[Page text entries]
________________________

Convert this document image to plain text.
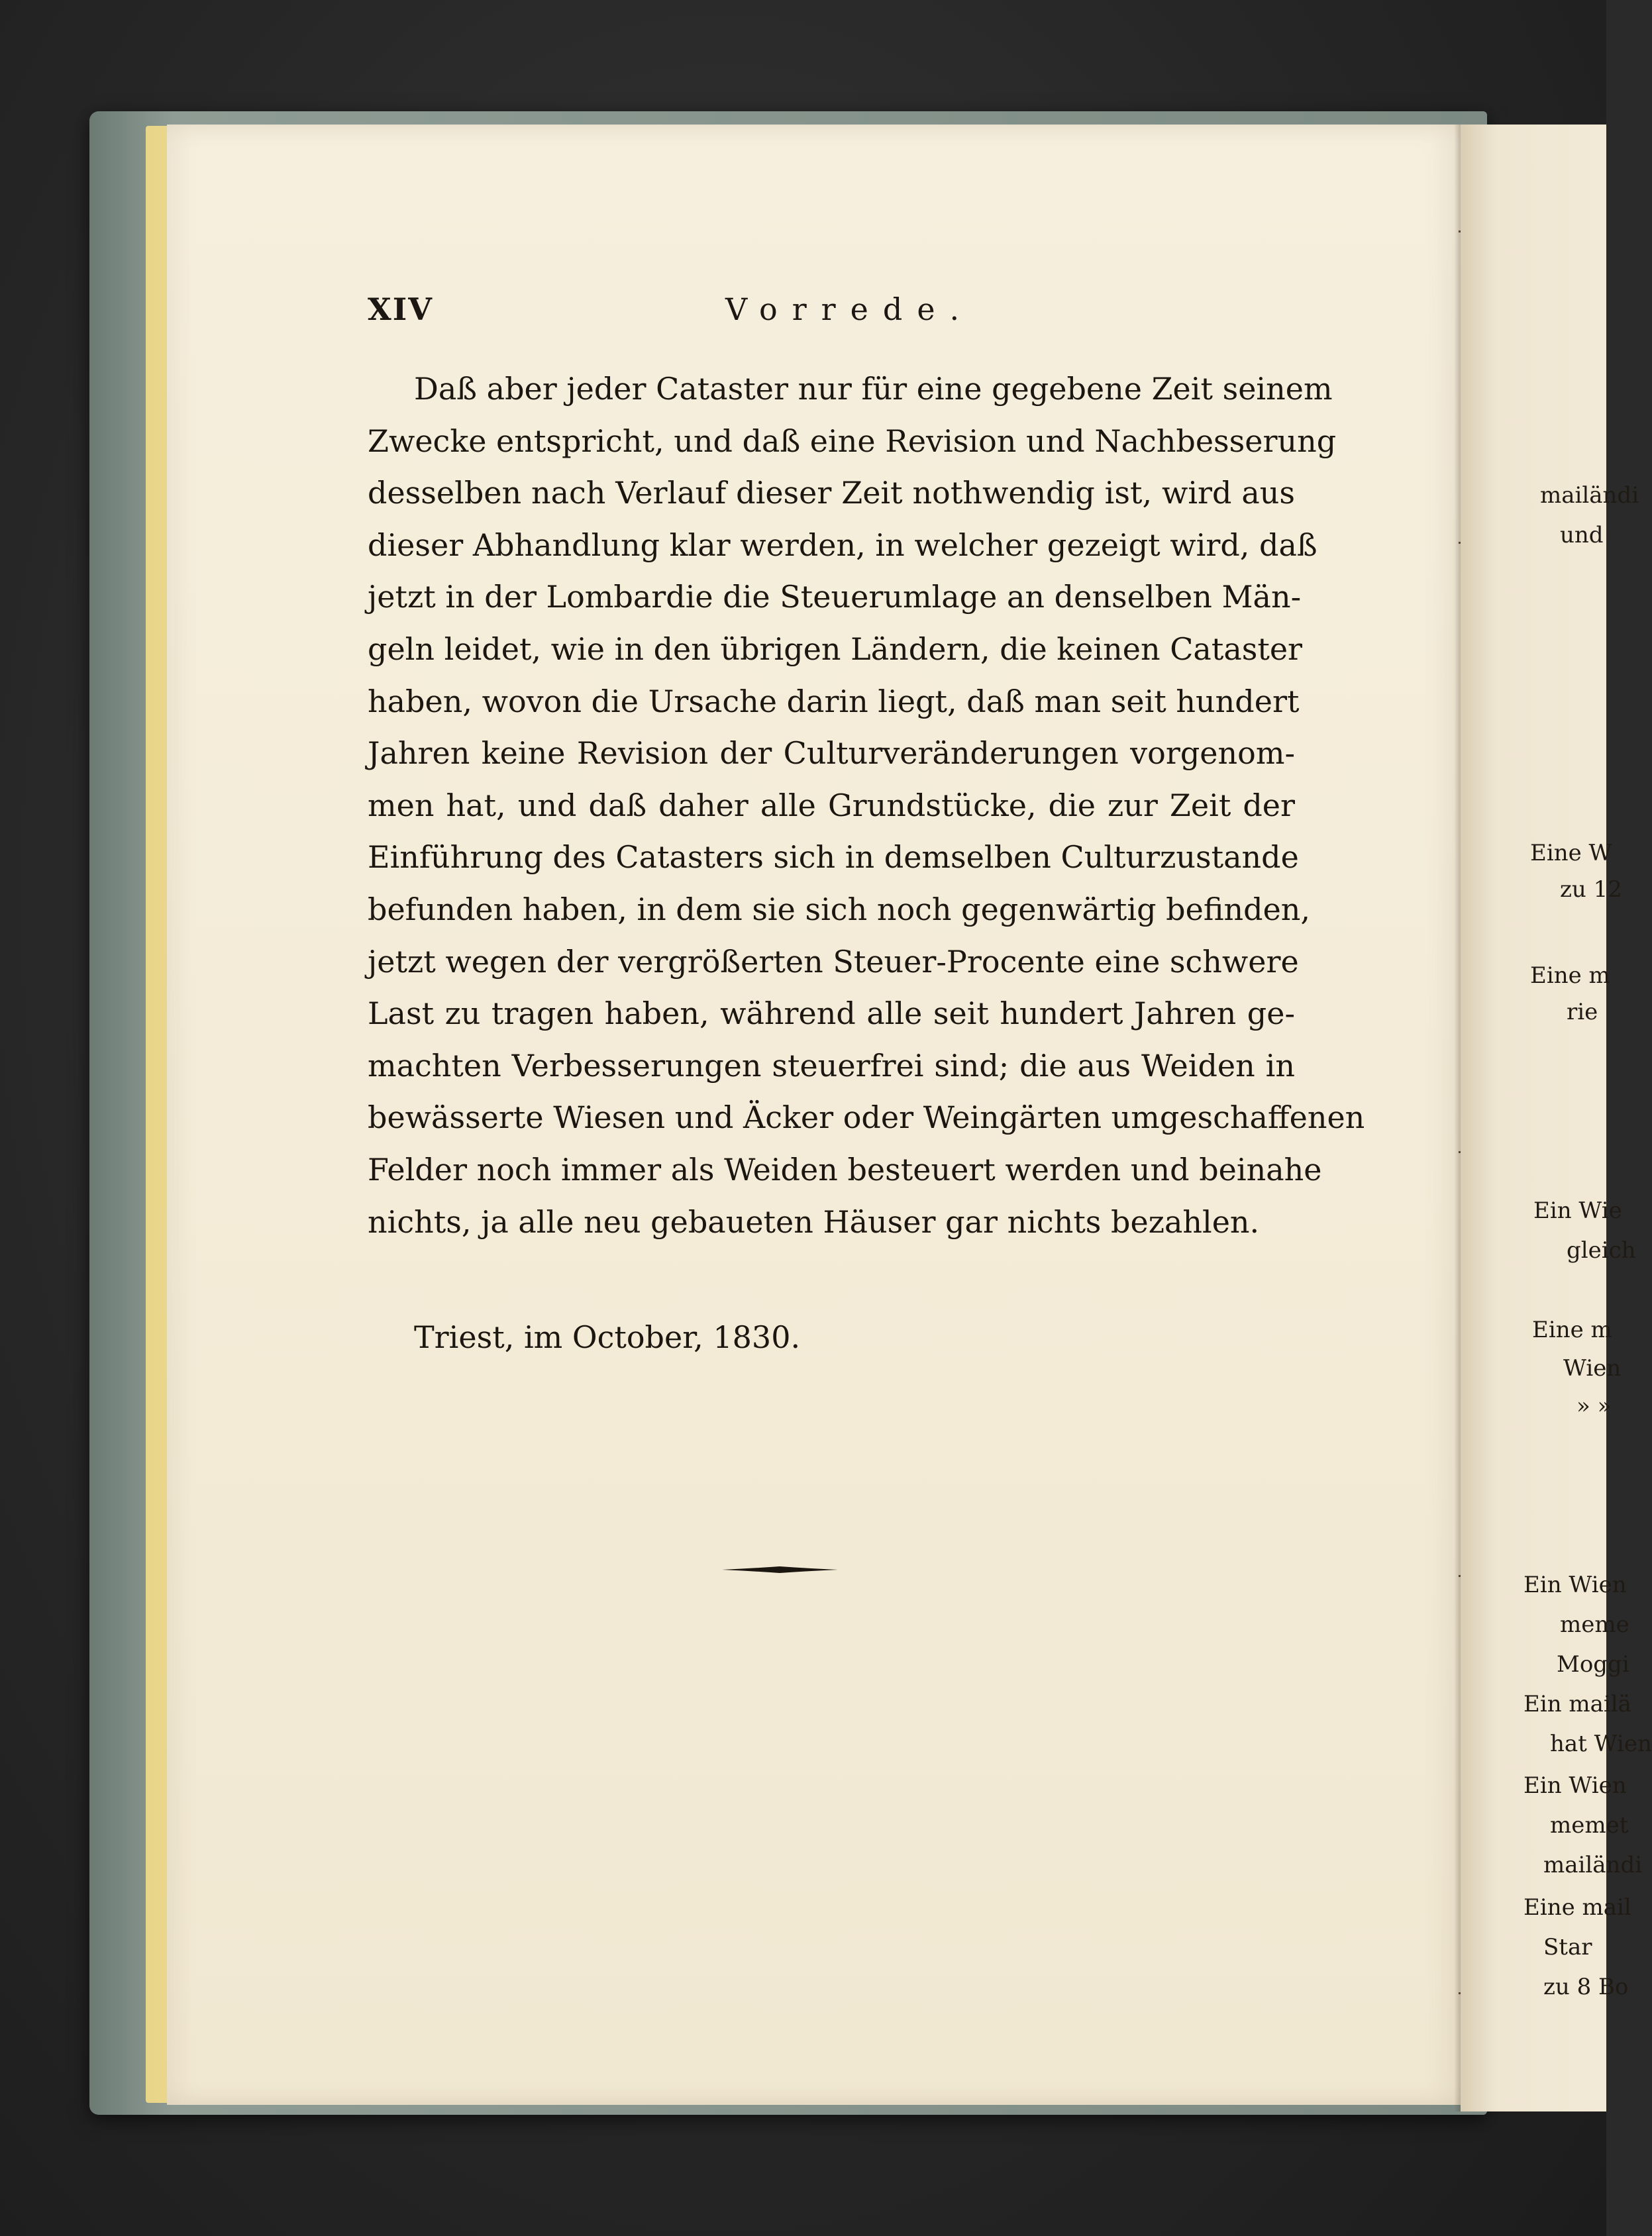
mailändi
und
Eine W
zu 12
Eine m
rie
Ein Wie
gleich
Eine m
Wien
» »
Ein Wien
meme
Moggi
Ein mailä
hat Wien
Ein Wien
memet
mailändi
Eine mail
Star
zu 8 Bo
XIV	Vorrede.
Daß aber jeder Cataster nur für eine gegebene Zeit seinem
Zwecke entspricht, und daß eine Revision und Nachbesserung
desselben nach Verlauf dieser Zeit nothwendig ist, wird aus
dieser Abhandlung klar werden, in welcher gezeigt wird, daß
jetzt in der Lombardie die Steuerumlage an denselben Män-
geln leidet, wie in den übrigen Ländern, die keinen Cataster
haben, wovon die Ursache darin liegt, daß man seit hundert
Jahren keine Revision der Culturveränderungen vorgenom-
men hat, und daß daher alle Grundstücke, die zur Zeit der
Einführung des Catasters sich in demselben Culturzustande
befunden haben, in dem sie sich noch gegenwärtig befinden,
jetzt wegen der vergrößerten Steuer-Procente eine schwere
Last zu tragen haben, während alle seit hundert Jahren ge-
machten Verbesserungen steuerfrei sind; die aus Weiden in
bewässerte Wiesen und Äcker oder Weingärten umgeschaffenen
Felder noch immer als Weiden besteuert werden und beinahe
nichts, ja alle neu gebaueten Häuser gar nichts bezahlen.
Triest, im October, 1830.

________________________

* [What this task involves]: Give the records a second time exactly, keeping the images out.

* [Answer to this task]:
Convert this document image to plain text.
mailändi
und
Eine W
zu 12
Eine m
rie
Ein Wie
gleich
Eine m
Wien
» »
Ein Wien
meme
Moggi
Ein mailä
hat Wien
Ein Wien
memet
mailändi
Eine mail
Star
zu 8 Bo
XIV	Vorrede.
Daß aber jeder Cataster nur für eine gegebene Zeit seinem
Zwecke entspricht, und daß eine Revision und Nachbesserung
desselben nach Verlauf dieser Zeit nothwendig ist, wird aus
dieser Abhandlung klar werden, in welcher gezeigt wird, daß
jetzt in der Lombardie die Steuerumlage an denselben Män-
geln leidet, wie in den übrigen Ländern, die keinen Cataster
haben, wovon die Ursache darin liegt, daß man seit hundert
Jahren keine Revision der Culturveränderungen vorgenom-
men hat, und daß daher alle Grundstücke, die zur Zeit der
Einführung des Catasters sich in demselben Culturzustande
befunden haben, in dem sie sich noch gegenwärtig befinden,
jetzt wegen der vergrößerten Steuer-Procente eine schwere
Last zu tragen haben, während alle seit hundert Jahren ge-
machten Verbesserungen steuerfrei sind; die aus Weiden in
bewässerte Wiesen und Äcker oder Weingärten umgeschaffenen
Felder noch immer als Weiden besteuert werden und beinahe
nichts, ja alle neu gebaueten Häuser gar nichts bezahlen.
Triest, im October, 1830.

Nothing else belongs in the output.